» Exercise:
Search the data below for the word "image" and copy each line that holds it.

» Given entries:
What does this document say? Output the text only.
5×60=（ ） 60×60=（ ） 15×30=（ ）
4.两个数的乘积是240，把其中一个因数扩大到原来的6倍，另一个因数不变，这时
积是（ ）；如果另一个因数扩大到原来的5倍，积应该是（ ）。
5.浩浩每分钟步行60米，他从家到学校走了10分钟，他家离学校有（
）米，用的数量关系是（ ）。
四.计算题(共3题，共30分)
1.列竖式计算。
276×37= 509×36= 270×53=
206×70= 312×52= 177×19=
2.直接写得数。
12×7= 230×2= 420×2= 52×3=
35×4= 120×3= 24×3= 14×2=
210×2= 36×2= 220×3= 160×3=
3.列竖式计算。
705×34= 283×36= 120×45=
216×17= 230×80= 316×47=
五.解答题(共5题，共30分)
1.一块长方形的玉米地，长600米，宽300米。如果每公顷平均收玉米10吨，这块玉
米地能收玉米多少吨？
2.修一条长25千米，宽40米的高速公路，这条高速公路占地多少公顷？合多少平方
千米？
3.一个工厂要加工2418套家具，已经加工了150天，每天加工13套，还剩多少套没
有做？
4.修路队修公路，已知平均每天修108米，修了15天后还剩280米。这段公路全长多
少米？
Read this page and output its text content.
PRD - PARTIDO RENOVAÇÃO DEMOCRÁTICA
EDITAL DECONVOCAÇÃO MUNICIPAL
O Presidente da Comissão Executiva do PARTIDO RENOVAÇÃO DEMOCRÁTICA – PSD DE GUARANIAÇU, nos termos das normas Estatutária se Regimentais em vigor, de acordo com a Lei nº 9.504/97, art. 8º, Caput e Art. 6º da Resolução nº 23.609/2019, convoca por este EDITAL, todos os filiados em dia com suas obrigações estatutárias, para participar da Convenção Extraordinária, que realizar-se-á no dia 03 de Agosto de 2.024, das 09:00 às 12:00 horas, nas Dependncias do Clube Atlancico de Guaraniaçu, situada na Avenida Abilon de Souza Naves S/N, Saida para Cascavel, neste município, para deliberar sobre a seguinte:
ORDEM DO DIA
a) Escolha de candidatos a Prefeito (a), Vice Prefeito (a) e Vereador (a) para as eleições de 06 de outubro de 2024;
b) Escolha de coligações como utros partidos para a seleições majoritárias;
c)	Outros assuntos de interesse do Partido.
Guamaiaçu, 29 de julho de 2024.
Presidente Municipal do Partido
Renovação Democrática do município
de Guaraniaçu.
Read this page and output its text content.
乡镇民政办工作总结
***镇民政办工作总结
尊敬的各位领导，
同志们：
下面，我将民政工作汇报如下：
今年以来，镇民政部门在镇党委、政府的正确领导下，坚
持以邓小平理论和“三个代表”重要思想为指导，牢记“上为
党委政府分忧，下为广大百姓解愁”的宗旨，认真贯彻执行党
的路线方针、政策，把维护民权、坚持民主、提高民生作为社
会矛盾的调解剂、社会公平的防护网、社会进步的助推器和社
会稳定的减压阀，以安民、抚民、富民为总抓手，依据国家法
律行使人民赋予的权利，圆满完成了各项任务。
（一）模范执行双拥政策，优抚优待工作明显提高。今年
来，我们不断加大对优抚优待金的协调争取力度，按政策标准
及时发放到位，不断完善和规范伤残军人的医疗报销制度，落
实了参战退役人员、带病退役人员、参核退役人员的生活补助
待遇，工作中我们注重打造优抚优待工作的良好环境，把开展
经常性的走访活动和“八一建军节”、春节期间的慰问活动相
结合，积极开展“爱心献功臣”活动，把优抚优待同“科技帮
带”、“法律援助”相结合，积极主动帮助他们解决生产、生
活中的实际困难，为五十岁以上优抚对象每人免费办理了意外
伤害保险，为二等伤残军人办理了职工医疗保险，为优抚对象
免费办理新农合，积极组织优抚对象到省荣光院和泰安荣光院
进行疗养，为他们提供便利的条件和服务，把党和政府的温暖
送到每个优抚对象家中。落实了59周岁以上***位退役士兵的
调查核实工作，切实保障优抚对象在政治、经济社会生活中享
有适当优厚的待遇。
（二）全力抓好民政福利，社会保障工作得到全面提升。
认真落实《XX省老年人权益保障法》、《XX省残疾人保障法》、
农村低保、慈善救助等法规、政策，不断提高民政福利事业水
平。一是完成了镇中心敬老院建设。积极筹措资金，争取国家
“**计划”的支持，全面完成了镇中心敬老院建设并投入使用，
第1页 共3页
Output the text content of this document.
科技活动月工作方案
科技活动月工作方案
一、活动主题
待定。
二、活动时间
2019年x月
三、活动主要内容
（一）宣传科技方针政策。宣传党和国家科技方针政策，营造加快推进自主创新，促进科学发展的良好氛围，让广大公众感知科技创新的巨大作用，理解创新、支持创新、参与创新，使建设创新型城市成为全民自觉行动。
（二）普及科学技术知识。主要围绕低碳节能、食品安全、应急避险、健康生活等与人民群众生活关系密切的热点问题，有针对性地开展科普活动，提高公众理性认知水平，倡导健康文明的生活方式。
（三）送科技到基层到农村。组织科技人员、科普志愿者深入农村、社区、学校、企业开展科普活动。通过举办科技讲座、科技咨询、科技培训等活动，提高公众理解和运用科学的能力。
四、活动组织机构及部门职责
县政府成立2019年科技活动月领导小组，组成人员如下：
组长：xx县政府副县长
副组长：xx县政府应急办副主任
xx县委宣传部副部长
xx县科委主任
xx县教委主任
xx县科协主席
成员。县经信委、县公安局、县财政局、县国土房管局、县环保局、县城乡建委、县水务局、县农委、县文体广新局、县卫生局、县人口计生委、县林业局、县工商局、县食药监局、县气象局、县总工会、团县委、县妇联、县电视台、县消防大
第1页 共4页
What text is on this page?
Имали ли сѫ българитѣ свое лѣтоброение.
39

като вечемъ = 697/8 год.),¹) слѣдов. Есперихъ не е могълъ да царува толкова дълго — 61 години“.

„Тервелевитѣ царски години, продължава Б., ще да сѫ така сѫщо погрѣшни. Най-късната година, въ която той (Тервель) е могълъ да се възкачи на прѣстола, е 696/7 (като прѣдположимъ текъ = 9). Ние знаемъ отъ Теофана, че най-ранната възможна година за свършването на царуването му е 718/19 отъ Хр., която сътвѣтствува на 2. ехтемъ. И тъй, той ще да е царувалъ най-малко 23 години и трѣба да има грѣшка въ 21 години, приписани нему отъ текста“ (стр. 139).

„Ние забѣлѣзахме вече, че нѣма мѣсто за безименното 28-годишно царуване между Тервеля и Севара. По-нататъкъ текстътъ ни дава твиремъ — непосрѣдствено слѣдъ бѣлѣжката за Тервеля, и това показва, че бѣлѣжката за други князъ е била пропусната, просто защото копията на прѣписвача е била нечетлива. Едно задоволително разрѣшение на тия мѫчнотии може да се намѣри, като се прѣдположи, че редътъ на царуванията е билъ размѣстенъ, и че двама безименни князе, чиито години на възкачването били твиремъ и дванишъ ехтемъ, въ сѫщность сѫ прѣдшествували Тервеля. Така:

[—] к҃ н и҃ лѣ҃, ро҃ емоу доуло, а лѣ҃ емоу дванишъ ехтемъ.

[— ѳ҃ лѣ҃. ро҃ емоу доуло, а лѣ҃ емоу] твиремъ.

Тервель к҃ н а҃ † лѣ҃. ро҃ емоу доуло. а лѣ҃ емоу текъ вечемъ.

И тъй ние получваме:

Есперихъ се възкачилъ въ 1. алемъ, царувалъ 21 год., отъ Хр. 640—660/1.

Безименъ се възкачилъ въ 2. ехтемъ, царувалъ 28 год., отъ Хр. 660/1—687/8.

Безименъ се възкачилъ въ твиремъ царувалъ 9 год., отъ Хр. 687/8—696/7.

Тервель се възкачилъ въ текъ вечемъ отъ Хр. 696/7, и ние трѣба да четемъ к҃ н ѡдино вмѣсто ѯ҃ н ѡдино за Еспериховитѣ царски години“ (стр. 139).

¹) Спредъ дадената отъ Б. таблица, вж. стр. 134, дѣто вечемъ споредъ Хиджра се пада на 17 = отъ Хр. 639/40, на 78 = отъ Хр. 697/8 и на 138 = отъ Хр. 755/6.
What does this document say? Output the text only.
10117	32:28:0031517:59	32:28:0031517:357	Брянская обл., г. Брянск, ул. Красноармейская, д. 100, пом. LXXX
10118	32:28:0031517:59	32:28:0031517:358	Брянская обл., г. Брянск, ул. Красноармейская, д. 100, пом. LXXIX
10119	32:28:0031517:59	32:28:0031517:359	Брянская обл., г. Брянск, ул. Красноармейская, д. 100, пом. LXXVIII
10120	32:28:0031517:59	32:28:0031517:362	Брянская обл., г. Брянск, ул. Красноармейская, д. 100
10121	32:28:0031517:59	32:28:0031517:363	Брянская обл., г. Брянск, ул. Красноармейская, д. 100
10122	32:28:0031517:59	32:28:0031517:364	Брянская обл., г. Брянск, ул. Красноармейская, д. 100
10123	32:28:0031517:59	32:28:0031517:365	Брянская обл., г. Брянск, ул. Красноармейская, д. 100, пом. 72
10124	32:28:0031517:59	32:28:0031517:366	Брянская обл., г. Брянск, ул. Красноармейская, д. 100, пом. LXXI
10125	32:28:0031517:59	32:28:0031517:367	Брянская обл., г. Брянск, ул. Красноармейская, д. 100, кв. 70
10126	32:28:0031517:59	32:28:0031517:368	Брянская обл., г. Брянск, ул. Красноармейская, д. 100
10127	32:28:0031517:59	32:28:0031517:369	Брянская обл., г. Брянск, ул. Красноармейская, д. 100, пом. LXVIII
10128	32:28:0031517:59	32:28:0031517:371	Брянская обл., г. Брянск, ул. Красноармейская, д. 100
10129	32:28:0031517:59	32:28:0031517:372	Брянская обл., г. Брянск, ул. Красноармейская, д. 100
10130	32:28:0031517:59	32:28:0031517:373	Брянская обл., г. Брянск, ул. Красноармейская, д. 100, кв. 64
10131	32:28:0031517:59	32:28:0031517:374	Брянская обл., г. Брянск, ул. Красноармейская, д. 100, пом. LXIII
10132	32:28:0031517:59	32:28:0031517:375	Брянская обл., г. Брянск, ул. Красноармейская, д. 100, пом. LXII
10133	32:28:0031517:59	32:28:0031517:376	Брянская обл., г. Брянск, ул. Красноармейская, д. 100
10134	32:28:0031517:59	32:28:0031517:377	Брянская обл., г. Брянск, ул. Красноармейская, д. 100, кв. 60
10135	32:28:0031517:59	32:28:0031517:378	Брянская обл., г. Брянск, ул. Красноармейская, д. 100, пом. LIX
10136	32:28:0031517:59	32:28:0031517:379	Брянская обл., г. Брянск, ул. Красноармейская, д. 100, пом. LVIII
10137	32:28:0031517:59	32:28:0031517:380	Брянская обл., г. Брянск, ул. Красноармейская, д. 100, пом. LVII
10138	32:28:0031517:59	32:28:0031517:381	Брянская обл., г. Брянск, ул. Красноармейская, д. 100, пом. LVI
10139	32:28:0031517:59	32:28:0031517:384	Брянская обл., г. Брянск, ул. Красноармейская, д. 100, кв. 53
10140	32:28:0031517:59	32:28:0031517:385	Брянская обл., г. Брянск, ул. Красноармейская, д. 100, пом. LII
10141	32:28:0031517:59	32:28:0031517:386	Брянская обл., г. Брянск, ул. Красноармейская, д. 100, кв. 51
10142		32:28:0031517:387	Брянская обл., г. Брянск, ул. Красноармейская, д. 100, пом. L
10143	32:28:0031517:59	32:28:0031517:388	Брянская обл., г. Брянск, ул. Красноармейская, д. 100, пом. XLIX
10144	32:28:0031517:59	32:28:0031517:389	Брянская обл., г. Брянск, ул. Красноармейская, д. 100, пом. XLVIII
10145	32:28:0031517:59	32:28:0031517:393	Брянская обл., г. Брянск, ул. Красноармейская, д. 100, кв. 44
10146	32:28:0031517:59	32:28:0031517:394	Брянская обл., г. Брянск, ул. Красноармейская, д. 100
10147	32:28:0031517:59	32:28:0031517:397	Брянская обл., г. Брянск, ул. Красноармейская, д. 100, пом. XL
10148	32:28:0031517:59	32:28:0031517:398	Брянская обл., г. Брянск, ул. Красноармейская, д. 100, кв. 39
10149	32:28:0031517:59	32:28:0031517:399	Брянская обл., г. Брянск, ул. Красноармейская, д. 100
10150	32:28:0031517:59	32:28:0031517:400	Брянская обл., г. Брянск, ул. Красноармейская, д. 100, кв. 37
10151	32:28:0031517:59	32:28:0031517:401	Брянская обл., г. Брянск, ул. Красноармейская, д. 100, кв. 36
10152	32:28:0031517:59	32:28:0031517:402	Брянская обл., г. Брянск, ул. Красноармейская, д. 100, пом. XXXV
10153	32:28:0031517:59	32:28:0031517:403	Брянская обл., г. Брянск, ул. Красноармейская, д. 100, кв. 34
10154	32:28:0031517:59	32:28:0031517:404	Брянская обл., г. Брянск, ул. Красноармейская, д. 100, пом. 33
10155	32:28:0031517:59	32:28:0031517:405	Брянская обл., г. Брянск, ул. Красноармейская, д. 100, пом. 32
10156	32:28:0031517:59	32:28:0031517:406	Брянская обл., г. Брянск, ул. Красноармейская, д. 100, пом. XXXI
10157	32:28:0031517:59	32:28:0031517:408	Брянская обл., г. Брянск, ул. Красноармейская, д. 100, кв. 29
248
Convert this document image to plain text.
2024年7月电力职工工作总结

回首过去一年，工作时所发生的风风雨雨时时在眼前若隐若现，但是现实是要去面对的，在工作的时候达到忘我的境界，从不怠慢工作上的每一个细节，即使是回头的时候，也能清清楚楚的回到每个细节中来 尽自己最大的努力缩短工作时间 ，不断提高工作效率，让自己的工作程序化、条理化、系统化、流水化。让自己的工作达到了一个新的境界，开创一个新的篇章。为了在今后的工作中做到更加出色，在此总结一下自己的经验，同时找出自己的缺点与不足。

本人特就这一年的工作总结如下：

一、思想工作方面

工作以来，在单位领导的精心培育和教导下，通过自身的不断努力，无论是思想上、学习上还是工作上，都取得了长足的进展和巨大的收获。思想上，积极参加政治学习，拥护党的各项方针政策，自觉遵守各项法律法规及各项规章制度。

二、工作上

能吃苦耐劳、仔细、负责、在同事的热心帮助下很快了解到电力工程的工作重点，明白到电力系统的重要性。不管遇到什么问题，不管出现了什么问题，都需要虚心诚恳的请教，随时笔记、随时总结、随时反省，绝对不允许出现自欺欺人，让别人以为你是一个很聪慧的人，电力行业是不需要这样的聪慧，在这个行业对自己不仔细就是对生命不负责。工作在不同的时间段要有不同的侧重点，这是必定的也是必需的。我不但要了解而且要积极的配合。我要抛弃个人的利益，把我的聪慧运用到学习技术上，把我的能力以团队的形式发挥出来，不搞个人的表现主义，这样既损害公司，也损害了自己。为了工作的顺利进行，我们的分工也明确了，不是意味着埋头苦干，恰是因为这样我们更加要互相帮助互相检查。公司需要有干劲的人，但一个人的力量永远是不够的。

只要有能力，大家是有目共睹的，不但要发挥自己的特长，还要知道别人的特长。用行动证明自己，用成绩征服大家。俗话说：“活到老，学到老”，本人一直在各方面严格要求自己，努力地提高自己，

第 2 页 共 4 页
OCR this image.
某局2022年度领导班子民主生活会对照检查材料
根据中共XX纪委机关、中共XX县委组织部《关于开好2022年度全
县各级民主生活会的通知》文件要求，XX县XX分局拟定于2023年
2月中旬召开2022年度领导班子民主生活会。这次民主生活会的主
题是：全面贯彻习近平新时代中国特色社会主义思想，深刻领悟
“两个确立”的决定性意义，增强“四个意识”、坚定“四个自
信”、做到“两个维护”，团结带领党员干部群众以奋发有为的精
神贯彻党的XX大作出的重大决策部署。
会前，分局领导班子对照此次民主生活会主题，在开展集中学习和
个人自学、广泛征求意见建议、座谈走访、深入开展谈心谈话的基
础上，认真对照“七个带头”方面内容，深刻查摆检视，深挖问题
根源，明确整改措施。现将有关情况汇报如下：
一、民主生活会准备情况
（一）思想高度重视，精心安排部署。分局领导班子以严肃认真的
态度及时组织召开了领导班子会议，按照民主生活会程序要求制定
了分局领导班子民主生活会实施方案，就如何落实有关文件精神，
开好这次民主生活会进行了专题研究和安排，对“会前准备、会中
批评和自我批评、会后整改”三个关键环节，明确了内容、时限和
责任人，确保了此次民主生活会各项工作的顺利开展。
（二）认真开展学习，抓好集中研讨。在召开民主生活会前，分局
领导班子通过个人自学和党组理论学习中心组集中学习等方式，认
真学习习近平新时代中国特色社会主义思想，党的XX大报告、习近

» The response:
Convert this document image to plain text.
OCR this image.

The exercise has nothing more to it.